Stated problem – Take the material below and write it all out again exactly.

Stored records –
##############################
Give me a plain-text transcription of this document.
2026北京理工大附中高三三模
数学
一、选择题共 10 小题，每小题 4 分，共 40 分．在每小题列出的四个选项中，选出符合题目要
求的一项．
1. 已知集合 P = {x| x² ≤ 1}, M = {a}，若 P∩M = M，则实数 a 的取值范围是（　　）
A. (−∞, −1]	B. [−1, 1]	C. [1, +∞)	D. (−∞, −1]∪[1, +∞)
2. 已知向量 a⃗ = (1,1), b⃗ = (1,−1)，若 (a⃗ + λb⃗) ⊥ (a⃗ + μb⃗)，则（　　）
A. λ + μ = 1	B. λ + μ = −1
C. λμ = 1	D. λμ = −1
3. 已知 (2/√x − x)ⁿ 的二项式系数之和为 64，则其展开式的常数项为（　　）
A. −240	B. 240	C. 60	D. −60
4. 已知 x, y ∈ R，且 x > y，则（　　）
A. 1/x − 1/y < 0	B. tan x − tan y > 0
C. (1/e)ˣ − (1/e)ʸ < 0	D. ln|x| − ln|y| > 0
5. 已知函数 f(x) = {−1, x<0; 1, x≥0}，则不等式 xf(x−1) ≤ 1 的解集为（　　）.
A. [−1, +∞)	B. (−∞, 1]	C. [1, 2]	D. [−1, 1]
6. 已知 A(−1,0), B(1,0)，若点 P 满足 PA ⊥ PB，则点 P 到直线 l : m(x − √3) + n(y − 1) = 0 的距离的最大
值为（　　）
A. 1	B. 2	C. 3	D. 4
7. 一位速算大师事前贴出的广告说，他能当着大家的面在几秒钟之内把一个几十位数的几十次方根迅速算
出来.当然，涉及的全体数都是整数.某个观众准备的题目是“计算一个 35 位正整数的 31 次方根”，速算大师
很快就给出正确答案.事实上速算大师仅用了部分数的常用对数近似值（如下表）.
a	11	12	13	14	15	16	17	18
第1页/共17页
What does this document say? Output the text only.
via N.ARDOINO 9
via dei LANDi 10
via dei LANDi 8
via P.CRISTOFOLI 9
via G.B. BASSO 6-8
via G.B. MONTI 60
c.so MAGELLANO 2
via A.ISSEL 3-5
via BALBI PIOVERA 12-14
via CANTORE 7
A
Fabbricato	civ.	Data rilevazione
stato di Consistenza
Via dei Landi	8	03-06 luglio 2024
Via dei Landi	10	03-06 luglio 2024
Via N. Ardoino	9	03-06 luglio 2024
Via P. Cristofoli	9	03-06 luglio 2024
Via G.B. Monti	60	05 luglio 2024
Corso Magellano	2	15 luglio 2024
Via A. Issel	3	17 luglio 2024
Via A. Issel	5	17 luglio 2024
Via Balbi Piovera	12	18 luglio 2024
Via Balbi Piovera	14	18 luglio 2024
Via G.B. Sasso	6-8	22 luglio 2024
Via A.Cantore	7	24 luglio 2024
##############################
Result below –
Give me a plain-text transcription of this document.
2026北京理工大附中高三三模
数学
一、选择题共 10 小题，每小题 4 分，共 40 分．在每小题列出的四个选项中，选出符合题目要
求的一项．
1. 已知集合 P = {x| x² ≤ 1}, M = {a}，若 P∩M = M，则实数 a 的取值范围是（　　）
A. (−∞, −1]	B. [−1, 1]	C. [1, +∞)	D. (−∞, −1]∪[1, +∞)
2. 已知向量 a⃗ = (1,1), b⃗ = (1,−1)，若 (a⃗ + λb⃗) ⊥ (a⃗ + μb⃗)，则（　　）
A. λ + μ = 1	B. λ + μ = −1
C. λμ = 1	D. λμ = −1
3. 已知 (2/√x − x)ⁿ 的二项式系数之和为 64，则其展开式的常数项为（　　）
A. −240	B. 240	C. 60	D. −60
4. 已知 x, y ∈ R，且 x > y，则（　　）
A. 1/x − 1/y < 0	B. tan x − tan y > 0
C. (1/e)ˣ − (1/e)ʸ < 0	D. ln|x| − ln|y| > 0
5. 已知函数 f(x) = {−1, x<0; 1, x≥0}，则不等式 xf(x−1) ≤ 1 的解集为（　　）.
A. [−1, +∞)	B. (−∞, 1]	C. [1, 2]	D. [−1, 1]
6. 已知 A(−1,0), B(1,0)，若点 P 满足 PA ⊥ PB，则点 P 到直线 l : m(x − √3) + n(y − 1) = 0 的距离的最大
值为（　　）
A. 1	B. 2	C. 3	D. 4
7. 一位速算大师事前贴出的广告说，他能当着大家的面在几秒钟之内把一个几十位数的几十次方根迅速算
出来.当然，涉及的全体数都是整数.某个观众准备的题目是“计算一个 35 位正整数的 31 次方根”，速算大师
很快就给出正确答案.事实上速算大师仅用了部分数的常用对数近似值（如下表）.
a	11	12	13	14	15	16	17	18
第1页/共17页
What does this document say? Output the text only.
via N.ARDOINO 9
via dei LANDi 10
via dei LANDi 8
via P.CRISTOFOLI 9
via G.B. BASSO 6-8
via G.B. MONTI 60
c.so MAGELLANO 2
via A.ISSEL 3-5
via BALBI PIOVERA 12-14
via CANTORE 7
A
Fabbricato	civ.	Data rilevazione
stato di Consistenza
Via dei Landi	8	03-06 luglio 2024
Via dei Landi	10	03-06 luglio 2024
Via N. Ardoino	9	03-06 luglio 2024
Via P. Cristofoli	9	03-06 luglio 2024
Via G.B. Monti	60	05 luglio 2024
Corso Magellano	2	15 luglio 2024
Via A. Issel	3	17 luglio 2024
Via A. Issel	5	17 luglio 2024
Via Balbi Piovera	12	18 luglio 2024
Via Balbi Piovera	14	18 luglio 2024
Via G.B. Sasso	6-8	22 luglio 2024
Via A.Cantore	7	24 luglio 2024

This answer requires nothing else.